The data that follows should be copied out exactly.
+ + + + + + +
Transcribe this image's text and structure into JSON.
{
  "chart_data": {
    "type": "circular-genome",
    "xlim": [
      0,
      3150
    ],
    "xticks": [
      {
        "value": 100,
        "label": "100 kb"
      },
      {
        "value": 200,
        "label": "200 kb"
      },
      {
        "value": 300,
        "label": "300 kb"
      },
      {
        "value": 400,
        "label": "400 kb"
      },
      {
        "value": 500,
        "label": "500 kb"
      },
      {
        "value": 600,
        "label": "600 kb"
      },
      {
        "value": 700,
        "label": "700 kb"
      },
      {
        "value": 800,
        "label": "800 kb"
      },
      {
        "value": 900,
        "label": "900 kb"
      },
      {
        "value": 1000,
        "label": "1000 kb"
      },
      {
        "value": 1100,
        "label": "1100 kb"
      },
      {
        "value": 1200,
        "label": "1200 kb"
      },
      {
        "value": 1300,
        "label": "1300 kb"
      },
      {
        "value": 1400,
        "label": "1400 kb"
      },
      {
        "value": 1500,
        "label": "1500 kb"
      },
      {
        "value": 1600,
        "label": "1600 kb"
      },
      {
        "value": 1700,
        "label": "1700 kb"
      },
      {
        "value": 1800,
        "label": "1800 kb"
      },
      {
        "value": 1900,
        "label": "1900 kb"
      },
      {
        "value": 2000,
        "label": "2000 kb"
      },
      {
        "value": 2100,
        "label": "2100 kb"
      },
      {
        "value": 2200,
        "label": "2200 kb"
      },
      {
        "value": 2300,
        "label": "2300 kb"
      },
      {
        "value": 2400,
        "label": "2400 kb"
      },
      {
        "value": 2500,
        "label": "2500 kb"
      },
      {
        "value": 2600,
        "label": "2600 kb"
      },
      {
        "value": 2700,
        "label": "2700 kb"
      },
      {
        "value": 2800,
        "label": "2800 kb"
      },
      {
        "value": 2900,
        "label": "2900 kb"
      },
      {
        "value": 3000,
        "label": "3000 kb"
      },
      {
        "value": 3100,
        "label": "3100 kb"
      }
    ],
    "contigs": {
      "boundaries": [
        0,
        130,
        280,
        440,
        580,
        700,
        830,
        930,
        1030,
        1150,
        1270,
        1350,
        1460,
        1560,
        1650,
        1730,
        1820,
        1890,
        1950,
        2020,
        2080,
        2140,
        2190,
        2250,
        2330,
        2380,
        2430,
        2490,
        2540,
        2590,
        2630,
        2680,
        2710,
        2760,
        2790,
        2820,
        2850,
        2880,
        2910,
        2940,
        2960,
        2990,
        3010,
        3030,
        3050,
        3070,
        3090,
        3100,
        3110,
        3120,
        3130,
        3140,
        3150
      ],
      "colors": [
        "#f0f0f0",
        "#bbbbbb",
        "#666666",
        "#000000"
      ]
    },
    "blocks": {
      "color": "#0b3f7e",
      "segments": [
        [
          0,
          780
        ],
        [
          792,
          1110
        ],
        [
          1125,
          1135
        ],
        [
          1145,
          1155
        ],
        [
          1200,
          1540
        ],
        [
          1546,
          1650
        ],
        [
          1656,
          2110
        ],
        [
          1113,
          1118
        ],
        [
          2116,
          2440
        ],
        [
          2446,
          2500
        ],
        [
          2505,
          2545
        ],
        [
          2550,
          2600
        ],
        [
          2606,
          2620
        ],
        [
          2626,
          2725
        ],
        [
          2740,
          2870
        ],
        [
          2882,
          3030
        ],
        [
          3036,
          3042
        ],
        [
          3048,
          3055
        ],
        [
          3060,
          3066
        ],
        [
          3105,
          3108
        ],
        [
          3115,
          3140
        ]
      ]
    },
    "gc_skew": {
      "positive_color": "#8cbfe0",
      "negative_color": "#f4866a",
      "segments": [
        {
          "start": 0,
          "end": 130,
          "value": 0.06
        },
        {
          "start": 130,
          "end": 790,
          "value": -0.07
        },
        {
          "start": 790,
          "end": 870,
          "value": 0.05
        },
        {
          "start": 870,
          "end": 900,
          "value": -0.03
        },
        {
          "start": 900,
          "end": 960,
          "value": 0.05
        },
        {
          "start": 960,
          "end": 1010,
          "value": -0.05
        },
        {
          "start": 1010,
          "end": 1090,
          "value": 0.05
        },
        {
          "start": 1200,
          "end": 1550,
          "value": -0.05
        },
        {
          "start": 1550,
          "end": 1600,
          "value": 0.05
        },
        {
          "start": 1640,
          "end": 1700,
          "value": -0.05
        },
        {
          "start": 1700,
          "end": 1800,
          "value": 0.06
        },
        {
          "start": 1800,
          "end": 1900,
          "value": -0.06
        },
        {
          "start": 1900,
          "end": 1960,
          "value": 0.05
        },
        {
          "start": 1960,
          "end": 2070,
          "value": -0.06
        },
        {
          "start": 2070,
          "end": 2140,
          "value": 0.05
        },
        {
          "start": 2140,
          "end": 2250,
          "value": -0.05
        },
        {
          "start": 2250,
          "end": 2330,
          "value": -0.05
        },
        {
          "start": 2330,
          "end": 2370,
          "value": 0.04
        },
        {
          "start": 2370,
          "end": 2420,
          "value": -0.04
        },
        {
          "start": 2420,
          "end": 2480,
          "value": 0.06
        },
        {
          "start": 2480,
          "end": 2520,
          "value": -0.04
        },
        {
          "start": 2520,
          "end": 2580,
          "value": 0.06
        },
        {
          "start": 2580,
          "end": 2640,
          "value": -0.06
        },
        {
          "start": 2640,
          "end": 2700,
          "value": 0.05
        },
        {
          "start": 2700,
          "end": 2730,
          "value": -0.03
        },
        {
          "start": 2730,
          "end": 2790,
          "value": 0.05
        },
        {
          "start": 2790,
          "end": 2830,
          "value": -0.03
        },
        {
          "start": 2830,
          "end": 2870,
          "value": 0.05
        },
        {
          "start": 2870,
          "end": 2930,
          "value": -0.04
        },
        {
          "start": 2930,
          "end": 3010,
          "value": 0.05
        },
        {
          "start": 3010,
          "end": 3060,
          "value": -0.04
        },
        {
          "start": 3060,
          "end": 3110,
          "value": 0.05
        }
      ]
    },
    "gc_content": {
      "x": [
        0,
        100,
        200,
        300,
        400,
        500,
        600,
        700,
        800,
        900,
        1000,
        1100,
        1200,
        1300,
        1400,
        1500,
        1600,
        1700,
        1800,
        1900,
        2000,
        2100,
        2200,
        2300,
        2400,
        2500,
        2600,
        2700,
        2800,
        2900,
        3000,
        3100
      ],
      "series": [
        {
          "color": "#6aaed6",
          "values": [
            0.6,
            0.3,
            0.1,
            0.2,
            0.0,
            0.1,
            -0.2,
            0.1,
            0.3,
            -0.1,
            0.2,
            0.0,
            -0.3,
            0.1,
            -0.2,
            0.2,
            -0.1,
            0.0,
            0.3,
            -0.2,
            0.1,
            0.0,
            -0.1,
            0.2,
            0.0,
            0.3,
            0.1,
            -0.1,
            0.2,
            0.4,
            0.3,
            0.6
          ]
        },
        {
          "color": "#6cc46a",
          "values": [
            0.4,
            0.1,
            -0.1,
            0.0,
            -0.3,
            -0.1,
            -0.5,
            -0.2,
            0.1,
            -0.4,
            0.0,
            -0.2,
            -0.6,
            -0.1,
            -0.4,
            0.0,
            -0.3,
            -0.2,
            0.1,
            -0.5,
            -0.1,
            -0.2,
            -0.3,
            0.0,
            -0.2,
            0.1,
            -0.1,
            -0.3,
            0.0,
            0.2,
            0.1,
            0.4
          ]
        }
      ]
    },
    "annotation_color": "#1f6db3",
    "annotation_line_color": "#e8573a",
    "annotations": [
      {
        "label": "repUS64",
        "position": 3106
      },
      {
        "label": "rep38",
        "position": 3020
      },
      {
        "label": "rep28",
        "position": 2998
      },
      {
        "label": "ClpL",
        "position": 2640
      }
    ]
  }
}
+ + + + + + +
**ANSWER SPACE:**
Transcribe this image's text and structure into JSON.
{
  "chart_data": {
    "type": "circular-genome",
    "xlim": [
      0,
      3150
    ],
    "xticks": [
      {
        "value": 100,
        "label": "100 kb"
      },
      {
        "value": 200,
        "label": "200 kb"
      },
      {
        "value": 300,
        "label": "300 kb"
      },
      {
        "value": 400,
        "label": "400 kb"
      },
      {
        "value": 500,
        "label": "500 kb"
      },
      {
        "value": 600,
        "label": "600 kb"
      },
      {
        "value": 700,
        "label": "700 kb"
      },
      {
        "value": 800,
        "label": "800 kb"
      },
      {
        "value": 900,
        "label": "900 kb"
      },
      {
        "value": 1000,
        "label": "1000 kb"
      },
      {
        "value": 1100,
        "label": "1100 kb"
      },
      {
        "value": 1200,
        "label": "1200 kb"
      },
      {
        "value": 1300,
        "label": "1300 kb"
      },
      {
        "value": 1400,
        "label": "1400 kb"
      },
      {
        "value": 1500,
        "label": "1500 kb"
      },
      {
        "value": 1600,
        "label": "1600 kb"
      },
      {
        "value": 1700,
        "label": "1700 kb"
      },
      {
        "value": 1800,
        "label": "1800 kb"
      },
      {
        "value": 1900,
        "label": "1900 kb"
      },
      {
        "value": 2000,
        "label": "2000 kb"
      },
      {
        "value": 2100,
        "label": "2100 kb"
      },
      {
        "value": 2200,
        "label": "2200 kb"
      },
      {
        "value": 2300,
        "label": "2300 kb"
      },
      {
        "value": 2400,
        "label": "2400 kb"
      },
      {
        "value": 2500,
        "label": "2500 kb"
      },
      {
        "value": 2600,
        "label": "2600 kb"
      },
      {
        "value": 2700,
        "label": "2700 kb"
      },
      {
        "value": 2800,
        "label": "2800 kb"
      },
      {
        "value": 2900,
        "label": "2900 kb"
      },
      {
        "value": 3000,
        "label": "3000 kb"
      },
      {
        "value": 3100,
        "label": "3100 kb"
      }
    ],
    "contigs": {
      "boundaries": [
        0,
        130,
        280,
        440,
        580,
        700,
        830,
        930,
        1030,
        1150,
        1270,
        1350,
        1460,
        1560,
        1650,
        1730,
        1820,
        1890,
        1950,
        2020,
        2080,
        2140,
        2190,
        2250,
        2330,
        2380,
        2430,
        2490,
        2540,
        2590,
        2630,
        2680,
        2710,
        2760,
        2790,
        2820,
        2850,
        2880,
        2910,
        2940,
        2960,
        2990,
        3010,
        3030,
        3050,
        3070,
        3090,
        3100,
        3110,
        3120,
        3130,
        3140,
        3150
      ],
      "colors": [
        "#f0f0f0",
        "#bbbbbb",
        "#666666",
        "#000000"
      ]
    },
    "blocks": {
      "color": "#0b3f7e",
      "segments": [
        [
          0,
          780
        ],
        [
          792,
          1110
        ],
        [
          1125,
          1135
        ],
        [
          1145,
          1155
        ],
        [
          1200,
          1540
        ],
        [
          1546,
          1650
        ],
        [
          1656,
          2110
        ],
        [
          1113,
          1118
        ],
        [
          2116,
          2440
        ],
        [
          2446,
          2500
        ],
        [
          2505,
          2545
        ],
        [
          2550,
          2600
        ],
        [
          2606,
          2620
        ],
        [
          2626,
          2725
        ],
        [
          2740,
          2870
        ],
        [
          2882,
          3030
        ],
        [
          3036,
          3042
        ],
        [
          3048,
          3055
        ],
        [
          3060,
          3066
        ],
        [
          3105,
          3108
        ],
        [
          3115,
          3140
        ]
      ]
    },
    "gc_skew": {
      "positive_color": "#8cbfe0",
      "negative_color": "#f4866a",
      "segments": [
        {
          "start": 0,
          "end": 130,
          "value": 0.06
        },
        {
          "start": 130,
          "end": 790,
          "value": -0.07
        },
        {
          "start": 790,
          "end": 870,
          "value": 0.05
        },
        {
          "start": 870,
          "end": 900,
          "value": -0.03
        },
        {
          "start": 900,
          "end": 960,
          "value": 0.05
        },
        {
          "start": 960,
          "end": 1010,
          "value": -0.05
        },
        {
          "start": 1010,
          "end": 1090,
          "value": 0.05
        },
        {
          "start": 1200,
          "end": 1550,
          "value": -0.05
        },
        {
          "start": 1550,
          "end": 1600,
          "value": 0.05
        },
        {
          "start": 1640,
          "end": 1700,
          "value": -0.05
        },
        {
          "start": 1700,
          "end": 1800,
          "value": 0.06
        },
        {
          "start": 1800,
          "end": 1900,
          "value": -0.06
        },
        {
          "start": 1900,
          "end": 1960,
          "value": 0.05
        },
        {
          "start": 1960,
          "end": 2070,
          "value": -0.06
        },
        {
          "start": 2070,
          "end": 2140,
          "value": 0.05
        },
        {
          "start": 2140,
          "end": 2250,
          "value": -0.05
        },
        {
          "start": 2250,
          "end": 2330,
          "value": -0.05
        },
        {
          "start": 2330,
          "end": 2370,
          "value": 0.04
        },
        {
          "start": 2370,
          "end": 2420,
          "value": -0.04
        },
        {
          "start": 2420,
          "end": 2480,
          "value": 0.06
        },
        {
          "start": 2480,
          "end": 2520,
          "value": -0.04
        },
        {
          "start": 2520,
          "end": 2580,
          "value": 0.06
        },
        {
          "start": 2580,
          "end": 2640,
          "value": -0.06
        },
        {
          "start": 2640,
          "end": 2700,
          "value": 0.05
        },
        {
          "start": 2700,
          "end": 2730,
          "value": -0.03
        },
        {
          "start": 2730,
          "end": 2790,
          "value": 0.05
        },
        {
          "start": 2790,
          "end": 2830,
          "value": -0.03
        },
        {
          "start": 2830,
          "end": 2870,
          "value": 0.05
        },
        {
          "start": 2870,
          "end": 2930,
          "value": -0.04
        },
        {
          "start": 2930,
          "end": 3010,
          "value": 0.05
        },
        {
          "start": 3010,
          "end": 3060,
          "value": -0.04
        },
        {
          "start": 3060,
          "end": 3110,
          "value": 0.05
        }
      ]
    },
    "gc_content": {
      "x": [
        0,
        100,
        200,
        300,
        400,
        500,
        600,
        700,
        800,
        900,
        1000,
        1100,
        1200,
        1300,
        1400,
        1500,
        1600,
        1700,
        1800,
        1900,
        2000,
        2100,
        2200,
        2300,
        2400,
        2500,
        2600,
        2700,
        2800,
        2900,
        3000,
        3100
      ],
      "series": [
        {
          "color": "#6aaed6",
          "values": [
            0.6,
            0.3,
            0.1,
            0.2,
            0.0,
            0.1,
            -0.2,
            0.1,
            0.3,
            -0.1,
            0.2,
            0.0,
            -0.3,
            0.1,
            -0.2,
            0.2,
            -0.1,
            0.0,
            0.3,
            -0.2,
            0.1,
            0.0,
            -0.1,
            0.2,
            0.0,
            0.3,
            0.1,
            -0.1,
            0.2,
            0.4,
            0.3,
            0.6
          ]
        },
        {
          "color": "#6cc46a",
          "values": [
            0.4,
            0.1,
            -0.1,
            0.0,
            -0.3,
            -0.1,
            -0.5,
            -0.2,
            0.1,
            -0.4,
            0.0,
            -0.2,
            -0.6,
            -0.1,
            -0.4,
            0.0,
            -0.3,
            -0.2,
            0.1,
            -0.5,
            -0.1,
            -0.2,
            -0.3,
            0.0,
            -0.2,
            0.1,
            -0.1,
            -0.3,
            0.0,
            0.2,
            0.1,
            0.4
          ]
        }
      ]
    },
    "annotation_color": "#1f6db3",
    "annotation_line_color": "#e8573a",
    "annotations": [
      {
        "label": "repUS64",
        "position": 3106
      },
      {
        "label": "rep38",
        "position": 3020
      },
      {
        "label": "rep28",
        "position": 2998
      },
      {
        "label": "ClpL",
        "position": 2640
      }
    ]
  }
}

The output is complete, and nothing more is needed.